▶ Data excerpts:
** BEGIN **
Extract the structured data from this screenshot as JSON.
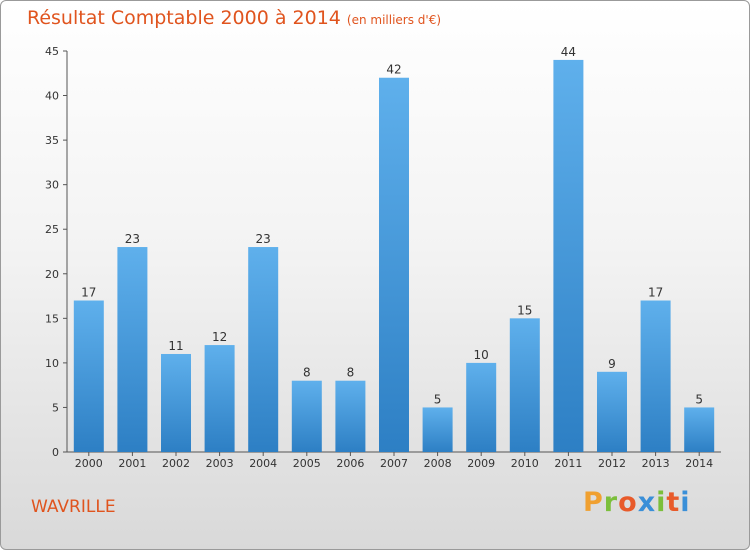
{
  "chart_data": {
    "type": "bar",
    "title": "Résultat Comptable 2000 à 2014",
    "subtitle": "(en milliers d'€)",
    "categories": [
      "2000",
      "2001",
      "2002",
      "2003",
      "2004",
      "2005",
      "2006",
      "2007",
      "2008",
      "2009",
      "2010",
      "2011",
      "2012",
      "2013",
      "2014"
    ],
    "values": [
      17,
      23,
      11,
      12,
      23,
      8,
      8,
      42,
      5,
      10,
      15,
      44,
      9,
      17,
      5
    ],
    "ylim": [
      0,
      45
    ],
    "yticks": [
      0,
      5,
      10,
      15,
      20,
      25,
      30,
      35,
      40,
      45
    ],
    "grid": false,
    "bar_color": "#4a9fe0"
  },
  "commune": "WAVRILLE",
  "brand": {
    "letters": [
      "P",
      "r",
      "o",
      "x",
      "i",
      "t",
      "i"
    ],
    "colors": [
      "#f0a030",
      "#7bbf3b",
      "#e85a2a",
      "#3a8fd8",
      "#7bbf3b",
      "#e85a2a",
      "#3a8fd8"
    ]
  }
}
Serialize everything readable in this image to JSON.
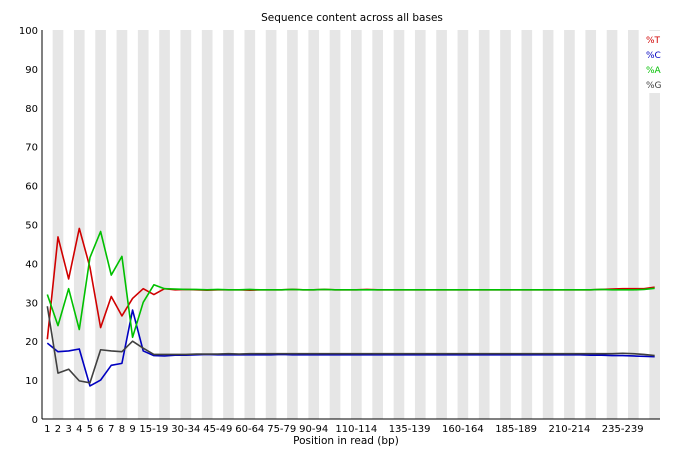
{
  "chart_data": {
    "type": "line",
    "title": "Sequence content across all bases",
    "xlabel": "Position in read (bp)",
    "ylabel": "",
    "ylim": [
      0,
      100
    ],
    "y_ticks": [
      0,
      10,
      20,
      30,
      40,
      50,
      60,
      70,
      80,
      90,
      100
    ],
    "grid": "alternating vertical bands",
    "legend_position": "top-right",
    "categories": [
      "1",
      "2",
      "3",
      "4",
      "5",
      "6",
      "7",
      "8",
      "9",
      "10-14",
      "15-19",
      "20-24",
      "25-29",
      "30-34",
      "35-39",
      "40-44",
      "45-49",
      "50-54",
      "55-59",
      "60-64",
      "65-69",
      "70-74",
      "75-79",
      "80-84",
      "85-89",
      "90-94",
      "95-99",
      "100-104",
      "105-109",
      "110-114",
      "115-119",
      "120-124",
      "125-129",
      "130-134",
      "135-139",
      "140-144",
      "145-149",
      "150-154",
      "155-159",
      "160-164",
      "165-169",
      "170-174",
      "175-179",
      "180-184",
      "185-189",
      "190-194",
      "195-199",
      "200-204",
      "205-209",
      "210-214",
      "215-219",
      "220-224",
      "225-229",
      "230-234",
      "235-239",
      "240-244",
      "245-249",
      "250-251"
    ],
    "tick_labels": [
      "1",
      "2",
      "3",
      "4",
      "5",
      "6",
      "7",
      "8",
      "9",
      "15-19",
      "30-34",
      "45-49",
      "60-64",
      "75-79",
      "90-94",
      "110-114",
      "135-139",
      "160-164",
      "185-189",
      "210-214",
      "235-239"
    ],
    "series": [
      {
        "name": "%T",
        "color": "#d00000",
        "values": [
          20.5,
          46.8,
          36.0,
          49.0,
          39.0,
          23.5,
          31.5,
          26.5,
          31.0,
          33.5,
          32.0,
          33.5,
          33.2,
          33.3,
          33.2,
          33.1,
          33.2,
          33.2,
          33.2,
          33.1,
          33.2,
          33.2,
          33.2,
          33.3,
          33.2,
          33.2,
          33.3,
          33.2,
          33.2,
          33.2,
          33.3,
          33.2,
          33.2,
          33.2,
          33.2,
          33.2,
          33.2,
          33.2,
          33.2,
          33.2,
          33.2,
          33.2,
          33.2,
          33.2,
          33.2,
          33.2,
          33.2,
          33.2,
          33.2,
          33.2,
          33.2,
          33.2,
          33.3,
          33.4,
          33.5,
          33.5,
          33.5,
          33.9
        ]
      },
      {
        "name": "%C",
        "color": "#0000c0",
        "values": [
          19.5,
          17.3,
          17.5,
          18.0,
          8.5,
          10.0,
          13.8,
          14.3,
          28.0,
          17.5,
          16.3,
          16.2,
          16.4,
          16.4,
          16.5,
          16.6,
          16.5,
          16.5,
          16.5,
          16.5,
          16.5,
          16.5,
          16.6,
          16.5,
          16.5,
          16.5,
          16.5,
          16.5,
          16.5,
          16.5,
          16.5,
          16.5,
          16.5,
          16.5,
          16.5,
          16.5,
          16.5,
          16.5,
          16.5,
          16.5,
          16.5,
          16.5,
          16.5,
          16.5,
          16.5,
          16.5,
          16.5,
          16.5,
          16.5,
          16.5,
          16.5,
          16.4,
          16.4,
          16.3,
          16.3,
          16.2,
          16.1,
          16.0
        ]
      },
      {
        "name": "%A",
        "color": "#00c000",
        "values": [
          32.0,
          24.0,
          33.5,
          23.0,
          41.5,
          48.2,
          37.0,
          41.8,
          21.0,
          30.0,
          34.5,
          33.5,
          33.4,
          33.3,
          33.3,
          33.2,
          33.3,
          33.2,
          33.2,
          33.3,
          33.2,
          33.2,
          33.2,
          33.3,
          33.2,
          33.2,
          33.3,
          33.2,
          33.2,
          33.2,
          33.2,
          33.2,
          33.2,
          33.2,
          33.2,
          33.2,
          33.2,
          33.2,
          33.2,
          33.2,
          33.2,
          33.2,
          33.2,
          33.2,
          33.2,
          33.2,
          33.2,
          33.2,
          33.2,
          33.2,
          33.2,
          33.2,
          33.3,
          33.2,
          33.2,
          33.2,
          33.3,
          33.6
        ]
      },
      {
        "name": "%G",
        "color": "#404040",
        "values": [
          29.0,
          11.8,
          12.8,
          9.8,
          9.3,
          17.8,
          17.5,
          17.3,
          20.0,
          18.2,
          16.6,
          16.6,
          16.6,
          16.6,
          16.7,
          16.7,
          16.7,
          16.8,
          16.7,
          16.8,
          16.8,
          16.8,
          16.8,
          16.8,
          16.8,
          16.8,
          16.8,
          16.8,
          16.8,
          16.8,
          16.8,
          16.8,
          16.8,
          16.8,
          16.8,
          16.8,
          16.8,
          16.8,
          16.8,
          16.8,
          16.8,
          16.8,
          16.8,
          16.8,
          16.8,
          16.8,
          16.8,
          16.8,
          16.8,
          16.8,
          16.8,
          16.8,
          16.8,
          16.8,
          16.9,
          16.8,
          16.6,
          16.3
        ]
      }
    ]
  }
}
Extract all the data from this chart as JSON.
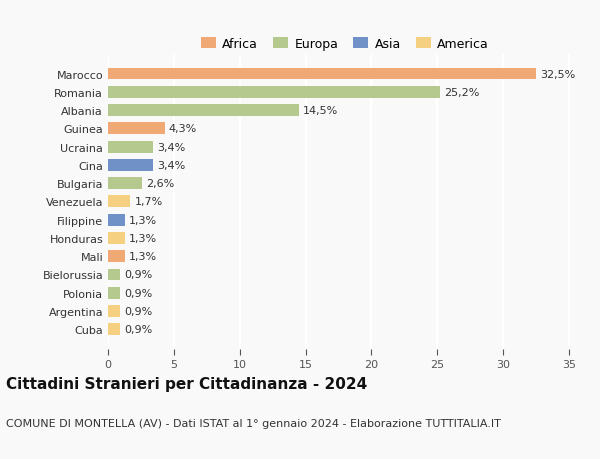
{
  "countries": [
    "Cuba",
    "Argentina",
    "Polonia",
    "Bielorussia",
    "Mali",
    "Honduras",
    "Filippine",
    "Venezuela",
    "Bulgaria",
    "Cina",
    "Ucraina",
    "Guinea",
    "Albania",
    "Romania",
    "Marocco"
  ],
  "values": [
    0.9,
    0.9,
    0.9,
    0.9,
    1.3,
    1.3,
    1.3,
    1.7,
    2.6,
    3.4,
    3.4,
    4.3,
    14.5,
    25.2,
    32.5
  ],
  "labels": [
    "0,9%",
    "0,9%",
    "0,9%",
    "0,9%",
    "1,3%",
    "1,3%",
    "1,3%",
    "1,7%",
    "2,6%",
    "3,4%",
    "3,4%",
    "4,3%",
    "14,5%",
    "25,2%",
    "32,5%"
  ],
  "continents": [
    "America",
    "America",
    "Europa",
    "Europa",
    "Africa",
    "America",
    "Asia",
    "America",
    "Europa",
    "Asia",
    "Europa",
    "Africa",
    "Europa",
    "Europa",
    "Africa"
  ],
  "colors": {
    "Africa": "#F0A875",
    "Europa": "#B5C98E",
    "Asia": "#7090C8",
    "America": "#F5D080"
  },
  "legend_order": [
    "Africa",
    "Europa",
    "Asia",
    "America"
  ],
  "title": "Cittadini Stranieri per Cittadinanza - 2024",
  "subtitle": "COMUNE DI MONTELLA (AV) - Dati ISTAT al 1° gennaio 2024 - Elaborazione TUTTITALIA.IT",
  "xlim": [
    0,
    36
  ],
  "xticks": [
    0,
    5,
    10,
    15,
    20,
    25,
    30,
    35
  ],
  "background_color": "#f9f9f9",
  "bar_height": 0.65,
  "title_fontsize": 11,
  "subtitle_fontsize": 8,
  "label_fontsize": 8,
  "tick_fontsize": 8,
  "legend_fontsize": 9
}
** END **
▶ Task goal: Output only the lines from the line that contains "Extract all the data from this chart as JSON." through the end of the material, both ends included, and skip every picture.

▶ Written solution:
Extract all the data from this chart as JSON.
{
  "countries": [
    "Cuba",
    "Argentina",
    "Polonia",
    "Bielorussia",
    "Mali",
    "Honduras",
    "Filippine",
    "Venezuela",
    "Bulgaria",
    "Cina",
    "Ucraina",
    "Guinea",
    "Albania",
    "Romania",
    "Marocco"
  ],
  "values": [
    0.9,
    0.9,
    0.9,
    0.9,
    1.3,
    1.3,
    1.3,
    1.7,
    2.6,
    3.4,
    3.4,
    4.3,
    14.5,
    25.2,
    32.5
  ],
  "labels": [
    "0,9%",
    "0,9%",
    "0,9%",
    "0,9%",
    "1,3%",
    "1,3%",
    "1,3%",
    "1,7%",
    "2,6%",
    "3,4%",
    "3,4%",
    "4,3%",
    "14,5%",
    "25,2%",
    "32,5%"
  ],
  "continents": [
    "America",
    "America",
    "Europa",
    "Europa",
    "Africa",
    "America",
    "Asia",
    "America",
    "Europa",
    "Asia",
    "Europa",
    "Africa",
    "Europa",
    "Europa",
    "Africa"
  ],
  "colors": {
    "Africa": "#F0A875",
    "Europa": "#B5C98E",
    "Asia": "#7090C8",
    "America": "#F5D080"
  },
  "legend_order": [
    "Africa",
    "Europa",
    "Asia",
    "America"
  ],
  "title": "Cittadini Stranieri per Cittadinanza - 2024",
  "subtitle": "COMUNE DI MONTELLA (AV) - Dati ISTAT al 1° gennaio 2024 - Elaborazione TUTTITALIA.IT",
  "xlim": [
    0,
    36
  ],
  "xticks": [
    0,
    5,
    10,
    15,
    20,
    25,
    30,
    35
  ],
  "background_color": "#f9f9f9",
  "bar_height": 0.65,
  "title_fontsize": 11,
  "subtitle_fontsize": 8,
  "label_fontsize": 8,
  "tick_fontsize": 8,
  "legend_fontsize": 9
}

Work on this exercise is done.